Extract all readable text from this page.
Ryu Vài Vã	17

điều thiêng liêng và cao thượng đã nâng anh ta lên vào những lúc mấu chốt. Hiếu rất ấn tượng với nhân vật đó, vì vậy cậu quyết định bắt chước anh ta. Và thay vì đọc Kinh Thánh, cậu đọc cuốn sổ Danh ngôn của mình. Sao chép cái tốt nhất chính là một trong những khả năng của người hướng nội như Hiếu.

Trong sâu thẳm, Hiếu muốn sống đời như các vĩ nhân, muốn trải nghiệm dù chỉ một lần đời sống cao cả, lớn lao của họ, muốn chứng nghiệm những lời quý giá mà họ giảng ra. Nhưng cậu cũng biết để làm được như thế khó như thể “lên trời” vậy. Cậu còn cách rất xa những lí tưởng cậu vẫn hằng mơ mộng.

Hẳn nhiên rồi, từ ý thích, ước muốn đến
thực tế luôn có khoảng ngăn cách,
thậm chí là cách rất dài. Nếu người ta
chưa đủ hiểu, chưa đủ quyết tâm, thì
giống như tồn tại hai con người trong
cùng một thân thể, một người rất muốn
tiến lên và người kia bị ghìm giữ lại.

## Exercise prompt
The full set of records should be duplicated exactly.

## Correct output
Extract all readable text from this page.
Ryu Vài Vã	17

điều thiêng liêng và cao thượng đã nâng anh ta lên vào những lúc mấu chốt. Hiếu rất ấn tượng với nhân vật đó, vì vậy cậu quyết định bắt chước anh ta. Và thay vì đọc Kinh Thánh, cậu đọc cuốn sổ Danh ngôn của mình. Sao chép cái tốt nhất chính là một trong những khả năng của người hướng nội như Hiếu.

Trong sâu thẳm, Hiếu muốn sống đời như các vĩ nhân, muốn trải nghiệm dù chỉ một lần đời sống cao cả, lớn lao của họ, muốn chứng nghiệm những lời quý giá mà họ giảng ra. Nhưng cậu cũng biết để làm được như thế khó như thể “lên trời” vậy. Cậu còn cách rất xa những lí tưởng cậu vẫn hằng mơ mộng.

Hẳn nhiên rồi, từ ý thích, ước muốn đến
thực tế luôn có khoảng ngăn cách,
thậm chí là cách rất dài. Nếu người ta
chưa đủ hiểu, chưa đủ quyết tâm, thì
giống như tồn tại hai con người trong
cùng một thân thể, một người rất muốn
tiến lên và người kia bị ghìm giữ lại.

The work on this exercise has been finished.